(Part of a data file)
··········
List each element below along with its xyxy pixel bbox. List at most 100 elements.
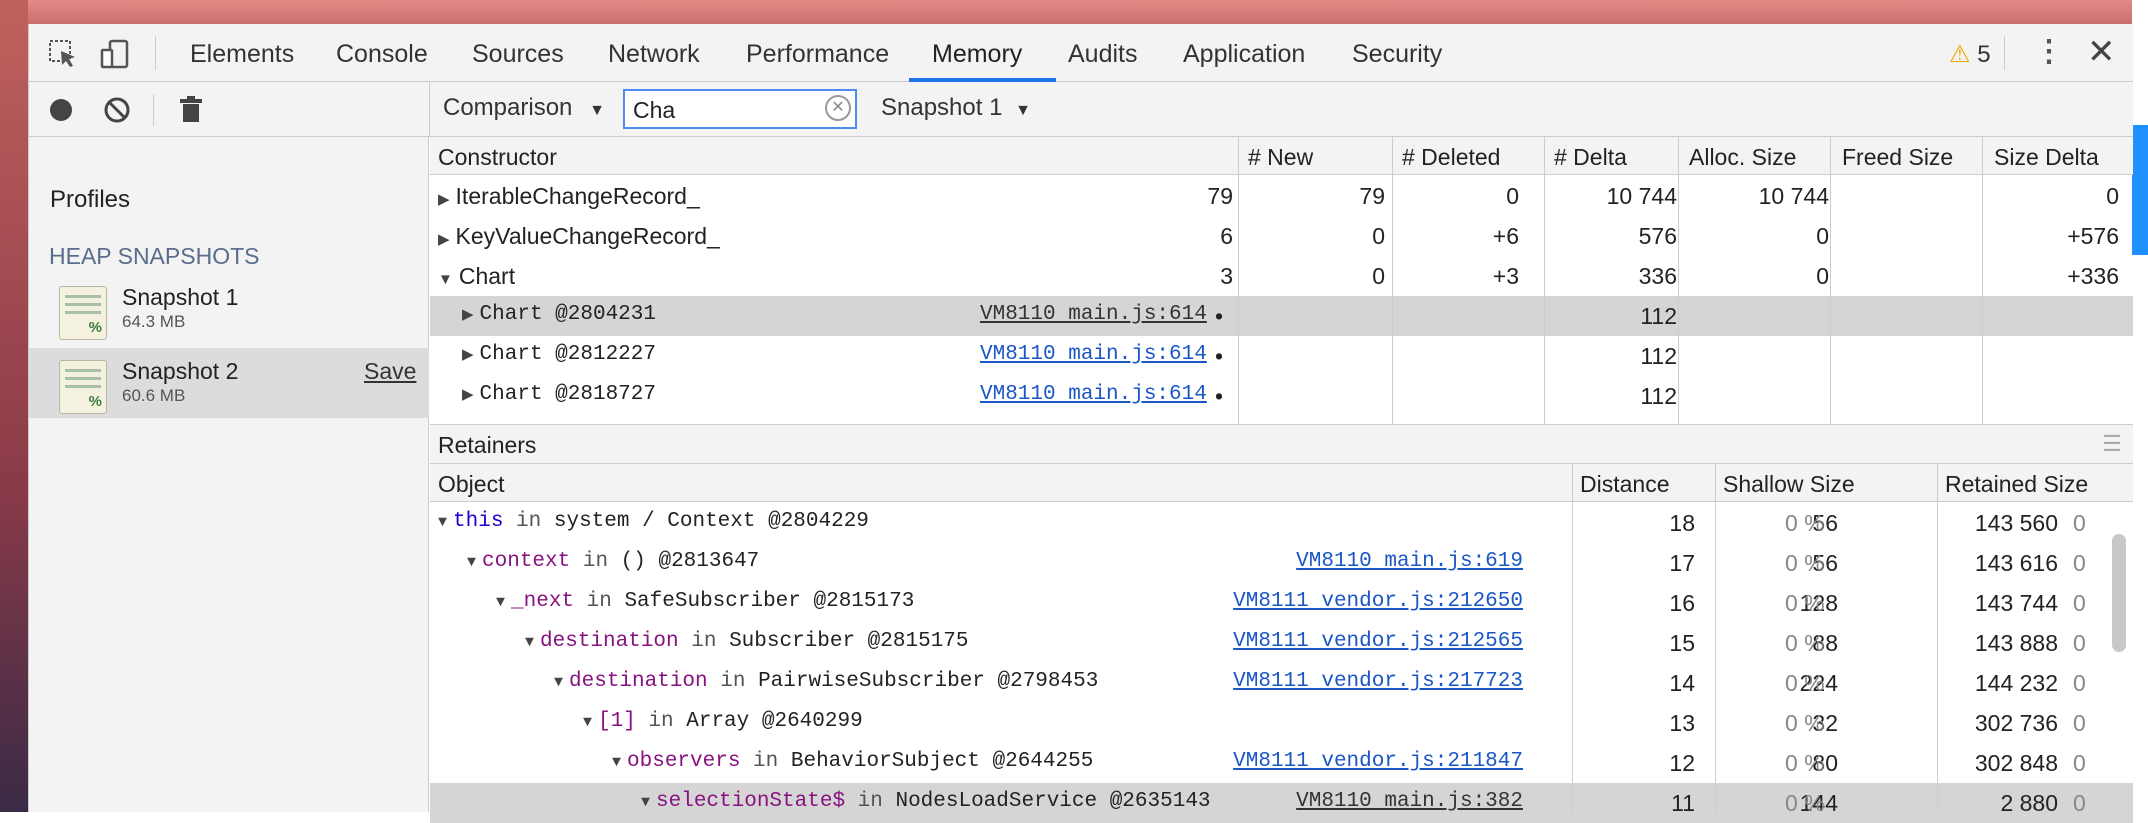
profiles-heading: Profiles bbox=[50, 186, 131, 213]
desktop-background-edge bbox=[0, 0, 28, 812]
tab-sources[interactable]: Sources bbox=[472, 40, 564, 69]
collapse-arrow-icon[interactable]: ▼ bbox=[612, 754, 621, 771]
clear-profiles-icon[interactable] bbox=[101, 94, 133, 126]
collapse-arrow-icon[interactable]: ▼ bbox=[467, 554, 476, 571]
retained-size-cell: 143 560 bbox=[1974, 510, 2058, 536]
expand-arrow-icon[interactable]: ▶ bbox=[438, 230, 450, 248]
warnings-counter[interactable]: ⚠ 5 bbox=[1949, 40, 1991, 69]
browser-top-strip bbox=[0, 0, 2148, 24]
retainer-row[interactable]: ▼ _next in SafeSubscriber @2815173 VM8111 … bbox=[430, 583, 2133, 623]
view-mode-select[interactable]: Comparison ▼ bbox=[443, 94, 605, 122]
collapse-arrow-icon[interactable]: ▼ bbox=[583, 714, 592, 731]
retained-size-cell: 302 848 bbox=[1974, 750, 2058, 776]
expand-arrow-icon[interactable]: ▶ bbox=[462, 345, 474, 364]
tab-application[interactable]: Application bbox=[1183, 40, 1305, 69]
expand-arrow-icon[interactable]: ▶ bbox=[462, 305, 474, 324]
inspect-element-icon[interactable] bbox=[47, 38, 79, 70]
col-constructor[interactable]: Constructor bbox=[438, 144, 557, 171]
col-alloc-size[interactable]: Alloc. Size bbox=[1689, 144, 1796, 171]
shallow-percent-cell: 0 % bbox=[1785, 670, 1825, 696]
comparison-header: Constructor # New # Deleted # Delta Allo… bbox=[430, 137, 2133, 175]
collapse-arrow-icon[interactable]: ▼ bbox=[438, 271, 453, 288]
source-link[interactable]: VM8111 vendor.js:212565 bbox=[1233, 630, 1523, 653]
record-icon[interactable] bbox=[45, 94, 77, 126]
snapshot-item-2[interactable]: % Snapshot 2 60.6 MB Save bbox=[29, 348, 429, 418]
col-size-delta[interactable]: Size Delta bbox=[1994, 144, 2099, 171]
col-new[interactable]: # New bbox=[1248, 144, 1313, 171]
save-snapshot-link[interactable]: Save bbox=[364, 358, 416, 385]
expand-arrow-icon[interactable]: ▶ bbox=[438, 190, 450, 208]
heap-snapshots-heading: HEAP SNAPSHOTS bbox=[49, 243, 260, 269]
retainer-row[interactable]: ▼ destination in PairwiseSubscriber @2798… bbox=[430, 663, 2133, 703]
source-link[interactable]: VM8111 vendor.js:211847 bbox=[1233, 750, 1523, 773]
baseline-snapshot-select[interactable]: Snapshot 1 ▼ bbox=[881, 94, 1031, 122]
close-icon[interactable]: ✕ bbox=[2087, 32, 2116, 72]
col-distance[interactable]: Distance bbox=[1580, 471, 1669, 498]
col-deleted[interactable]: # Deleted bbox=[1402, 144, 1500, 171]
tab-console[interactable]: Console bbox=[336, 40, 428, 69]
collapse-arrow-icon[interactable]: ▼ bbox=[496, 594, 505, 611]
source-link[interactable]: VM8110 main.js:614 bbox=[980, 303, 1207, 326]
clear-filter-icon[interactable]: ✕ bbox=[825, 95, 851, 121]
retainers-scrollbar[interactable] bbox=[2112, 534, 2126, 652]
collapse-arrow-icon[interactable]: ▼ bbox=[554, 674, 563, 691]
retainer-row[interactable]: ▼ observers in BehaviorSubject @2644255 VM… bbox=[430, 743, 2133, 783]
col-shallow-size[interactable]: Shallow Size bbox=[1723, 471, 1855, 498]
device-toolbar-icon[interactable] bbox=[99, 38, 131, 70]
drag-handle-icon[interactable]: ☰ bbox=[2102, 431, 2122, 457]
tab-performance[interactable]: Performance bbox=[746, 40, 889, 69]
table-row[interactable]: ▼ Chart 3 0 +3 336 0 +336 bbox=[430, 256, 2133, 296]
collect-garbage-icon[interactable] bbox=[175, 94, 207, 126]
instance-row[interactable]: ▶ Chart @2812227 VM8110 main.js:614 • 112 bbox=[430, 336, 2133, 376]
expand-arrow-icon[interactable]: ▶ bbox=[462, 385, 474, 404]
tab-audits[interactable]: Audits bbox=[1068, 40, 1137, 69]
retainer-row[interactable]: ▼ destination in Subscriber @2815175 VM811… bbox=[430, 623, 2133, 663]
retainer-row[interactable]: ▼ context in () @2813647 VM8110 main.js:61… bbox=[430, 543, 2133, 583]
table-row[interactable]: ▶ KeyValueChangeRecord_ 6 0 +6 576 0 +576 bbox=[430, 216, 2133, 256]
snapshot-item-1[interactable]: % Snapshot 1 64.3 MB bbox=[29, 274, 429, 344]
shallow-percent-cell: 0 % bbox=[1785, 790, 1825, 816]
constructor-cell: ▶ IterableChangeRecord_ bbox=[438, 183, 700, 209]
retainer-object: ▼ observers in BehaviorSubject @2644255 bbox=[612, 750, 1094, 773]
retained-percent-cell: 0 bbox=[2073, 710, 2086, 736]
shallow-percent-cell: 0 % bbox=[1785, 750, 1825, 776]
shallow-percent-cell: 0 % bbox=[1785, 630, 1825, 656]
profiles-sidebar: Profiles HEAP SNAPSHOTS % Snapshot 1 64.… bbox=[29, 137, 429, 812]
retainer-row[interactable]: ▼ [1] in Array @2640299 13 32 0 % 302 736 0 bbox=[430, 703, 2133, 743]
retainers-titlebar[interactable]: Retainers ☰ bbox=[430, 424, 2133, 464]
heap-snapshot-icon: % bbox=[59, 360, 107, 414]
retainer-object: ▼ destination in Subscriber @2815175 bbox=[525, 630, 969, 653]
instance-row[interactable]: ▶ Chart @2818727 VM8110 main.js:614 • 112 bbox=[430, 376, 2133, 416]
tab-elements[interactable]: Elements bbox=[190, 40, 294, 69]
retainer-object: ▼ selectionState$ in NodesLoadService @26… bbox=[641, 790, 1211, 813]
retainers-pane: Retainers ☰ Object Distance Shallow Size… bbox=[430, 424, 2133, 823]
retainer-row[interactable]: ▼ this in system / Context @2804229 18 56 0 … bbox=[430, 503, 2133, 543]
col-delta[interactable]: # Delta bbox=[1554, 144, 1627, 171]
tab-security[interactable]: Security bbox=[1352, 40, 1442, 69]
constructor-cell: ▼ Chart bbox=[438, 263, 516, 289]
col-freed-size[interactable]: Freed Size bbox=[1842, 144, 1953, 171]
collapse-arrow-icon[interactable]: ▼ bbox=[438, 514, 447, 531]
devtools-panel: Elements Console Sources Network Perform… bbox=[28, 24, 2133, 823]
tab-network[interactable]: Network bbox=[608, 40, 700, 69]
retained-percent-cell: 0 bbox=[2073, 510, 2086, 536]
source-link[interactable]: VM8110 main.js:614 bbox=[980, 383, 1207, 406]
warning-icon: ⚠ bbox=[1949, 41, 1971, 68]
instance-row[interactable]: ▶ Chart @2804231 VM8110 main.js:614 • 112 bbox=[430, 296, 2133, 336]
retained-size-cell: 143 616 bbox=[1974, 550, 2058, 576]
source-link[interactable]: VM8110 main.js:614 bbox=[980, 343, 1207, 366]
retainer-row[interactable]: ▼ selectionState$ in NodesLoadService @26… bbox=[430, 783, 2133, 823]
tab-memory[interactable]: Memory bbox=[932, 40, 1022, 69]
source-link[interactable]: VM8111 vendor.js:212650 bbox=[1233, 590, 1523, 613]
source-link[interactable]: VM8110 main.js:382 bbox=[1296, 790, 1523, 813]
source-link[interactable]: VM8111 vendor.js:217723 bbox=[1233, 670, 1523, 693]
table-row[interactable]: ▶ IterableChangeRecord_ 79 79 0 10 744 10… bbox=[430, 176, 2133, 216]
collapse-arrow-icon[interactable]: ▼ bbox=[641, 794, 650, 811]
class-filter-input[interactable]: Cha ✕ bbox=[623, 89, 857, 129]
source-link[interactable]: VM8110 main.js:619 bbox=[1296, 550, 1523, 573]
retained-percent-cell: 0 bbox=[2073, 790, 2086, 816]
col-object[interactable]: Object bbox=[438, 471, 504, 498]
col-retained-size[interactable]: Retained Size bbox=[1945, 471, 2088, 498]
collapse-arrow-icon[interactable]: ▼ bbox=[525, 634, 534, 651]
more-options-icon[interactable]: ⋮ bbox=[2034, 34, 2064, 69]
··········
REQUIRED WORK: In the stretch of the records from the line containing "profiles-heading: Profiles bbox=[50, 186, 131, 213]" through the line containing "collapse-arrow-icon[interactable]: ▼ bbox=[467, 554, 476, 571]", replace "collapse-arrow" with "fold-arrow". Return only those lines, with everything else left unchanged.

TASK ANSWER:
profiles-heading: Profiles bbox=[50, 186, 131, 213]
desktop-background-edge bbox=[0, 0, 28, 812]
tab-sources[interactable]: Sources bbox=[472, 40, 564, 69]
fold-arrow-icon[interactable]: ▼ bbox=[612, 754, 621, 771]
clear-profiles-icon[interactable] bbox=[101, 94, 133, 126]
fold-arrow-icon[interactable]: ▼ bbox=[467, 554, 476, 571]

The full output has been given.